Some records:
★ ★ ★

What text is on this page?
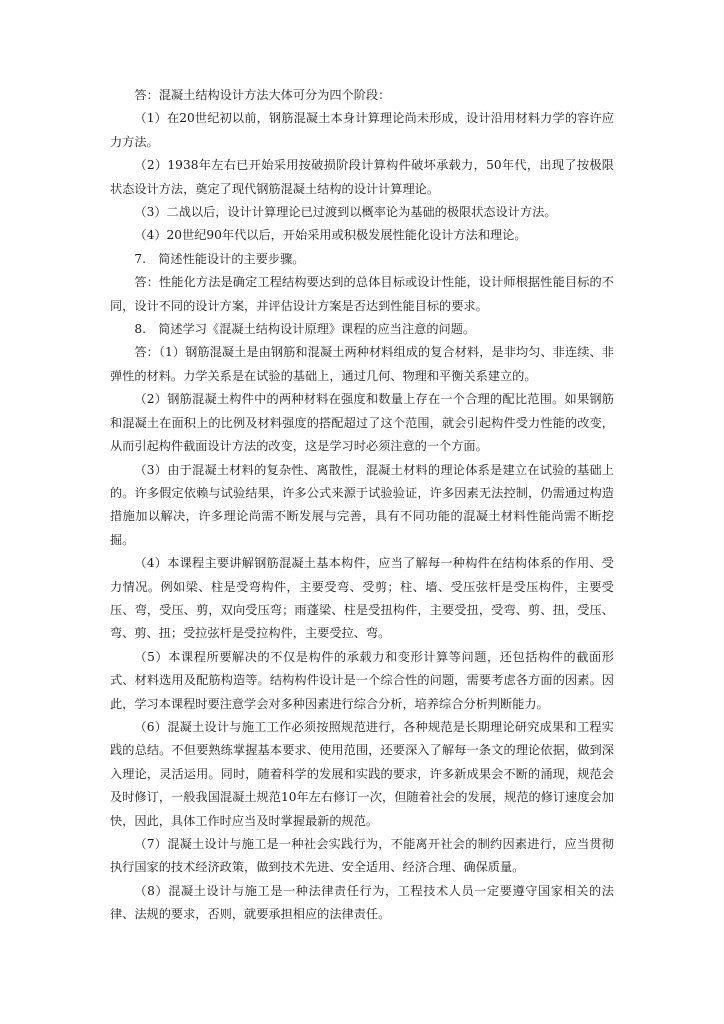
答：混凝土结构设计方法大体可分为四个阶段：

（1）在20世纪初以前，钢筋混凝土本身计算理论尚未形成，设计沿用材料力学的容许应力方法。

（2）1938年左右已开始采用按破损阶段计算构件破坏承载力，50年代，出现了按极限状态设计方法，奠定了现代钢筋混凝土结构的设计计算理论。

（3）二战以后，设计计算理论已过渡到以概率论为基础的极限状态设计方法。

（4）20世纪90年代以后，开始采用或积极发展性能化设计方法和理论。

7.　简述性能设计的主要步骤。

答：性能化方法是确定工程结构要达到的总体目标或设计性能，设计师根据性能目标的不同，设计不同的设计方案，并评估设计方案是否达到性能目标的要求。

8.　简述学习《混凝土结构设计原理》课程的应当注意的问题。

答：（1）钢筋混凝土是由钢筋和混凝土两种材料组成的复合材料，是非均匀、非连续、非弹性的材料。力学关系是在试验的基础上，通过几何、物理和平衡关系建立的。

（2）钢筋混凝土构件中的两种材料在强度和数量上存在一个合理的配比范围。如果钢筋和混凝土在面积上的比例及材料强度的搭配超过了这个范围，就会引起构件受力性能的改变，从而引起构件截面设计方法的改变，这是学习时必须注意的一个方面。

（3）由于混凝土材料的复杂性、离散性，混凝土材料的理论体系是建立在试验的基础上的。许多假定依赖与试验结果，许多公式来源于试验验证，许多因素无法控制，仍需通过构造措施加以解决，许多理论尚需不断发展与完善，具有不同功能的混凝土材料性能尚需不断挖掘。

（4）本课程主要讲解钢筋混凝土基本构件，应当了解每一种构件在结构体系的作用、受力情况。例如梁、柱是受弯构件，主要受弯、受剪；柱、墙、受压弦杆是受压构件，主要受压、弯，受压、剪，双向受压弯；雨蓬梁、柱是受扭构件，主要受扭，受弯、剪、扭，受压、弯、剪、扭；受拉弦杆是受拉构件，主要受拉、弯。

（5）本课程所要解决的不仅是构件的承载力和变形计算等问题，还包括构件的截面形式、材料选用及配筋构造等。结构构件设计是一个综合性的问题，需要考虑各方面的因素。因此，学习本课程时要注意学会对多种因素进行综合分析，培养综合分析判断能力。

（6）混凝土设计与施工工作必须按照规范进行，各种规范是长期理论研究成果和工程实践的总结。不但要熟练掌握基本要求、使用范围，还要深入了解每一条文的理论依据，做到深入理论，灵活运用。同时，随着科学的发展和实践的要求，许多新成果会不断的涌现，规范会及时修订，一般我国混凝土规范10年左右修订一次，但随着社会的发展，规范的修订速度会加快，因此，具体工作时应当及时掌握最新的规范。

（7）混凝土设计与施工是一种社会实践行为，不能离开社会的制约因素进行，应当贯彻执行国家的技术经济政策，做到技术先进、安全适用、经济合理、确保质量。

（8）混凝土设计与施工是一种法律责任行为，工程技术人员一定要遵守国家相关的法律、法规的要求，否则，就要承担相应的法律责任。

★ ★ ★

▶ [Written task]: Leave the images out and output the remaining material exactly as it stands.

▶ [Written solution]:
What text is on this page?
答：混凝土结构设计方法大体可分为四个阶段：

（1）在20世纪初以前，钢筋混凝土本身计算理论尚未形成，设计沿用材料力学的容许应力方法。

（2）1938年左右已开始采用按破损阶段计算构件破坏承载力，50年代，出现了按极限状态设计方法，奠定了现代钢筋混凝土结构的设计计算理论。

（3）二战以后，设计计算理论已过渡到以概率论为基础的极限状态设计方法。

（4）20世纪90年代以后，开始采用或积极发展性能化设计方法和理论。

7.　简述性能设计的主要步骤。

答：性能化方法是确定工程结构要达到的总体目标或设计性能，设计师根据性能目标的不同，设计不同的设计方案，并评估设计方案是否达到性能目标的要求。

8.　简述学习《混凝土结构设计原理》课程的应当注意的问题。

答：（1）钢筋混凝土是由钢筋和混凝土两种材料组成的复合材料，是非均匀、非连续、非弹性的材料。力学关系是在试验的基础上，通过几何、物理和平衡关系建立的。

（2）钢筋混凝土构件中的两种材料在强度和数量上存在一个合理的配比范围。如果钢筋和混凝土在面积上的比例及材料强度的搭配超过了这个范围，就会引起构件受力性能的改变，从而引起构件截面设计方法的改变，这是学习时必须注意的一个方面。

（3）由于混凝土材料的复杂性、离散性，混凝土材料的理论体系是建立在试验的基础上的。许多假定依赖与试验结果，许多公式来源于试验验证，许多因素无法控制，仍需通过构造措施加以解决，许多理论尚需不断发展与完善，具有不同功能的混凝土材料性能尚需不断挖掘。

（4）本课程主要讲解钢筋混凝土基本构件，应当了解每一种构件在结构体系的作用、受力情况。例如梁、柱是受弯构件，主要受弯、受剪；柱、墙、受压弦杆是受压构件，主要受压、弯，受压、剪，双向受压弯；雨蓬梁、柱是受扭构件，主要受扭，受弯、剪、扭，受压、弯、剪、扭；受拉弦杆是受拉构件，主要受拉、弯。

（5）本课程所要解决的不仅是构件的承载力和变形计算等问题，还包括构件的截面形式、材料选用及配筋构造等。结构构件设计是一个综合性的问题，需要考虑各方面的因素。因此，学习本课程时要注意学会对多种因素进行综合分析，培养综合分析判断能力。

（6）混凝土设计与施工工作必须按照规范进行，各种规范是长期理论研究成果和工程实践的总结。不但要熟练掌握基本要求、使用范围，还要深入了解每一条文的理论依据，做到深入理论，灵活运用。同时，随着科学的发展和实践的要求，许多新成果会不断的涌现，规范会及时修订，一般我国混凝土规范10年左右修订一次，但随着社会的发展，规范的修订速度会加快，因此，具体工作时应当及时掌握最新的规范。

（7）混凝土设计与施工是一种社会实践行为，不能离开社会的制约因素进行，应当贯彻执行国家的技术经济政策，做到技术先进、安全适用、经济合理、确保质量。

（8）混凝土设计与施工是一种法律责任行为，工程技术人员一定要遵守国家相关的法律、法规的要求，否则，就要承担相应的法律责任。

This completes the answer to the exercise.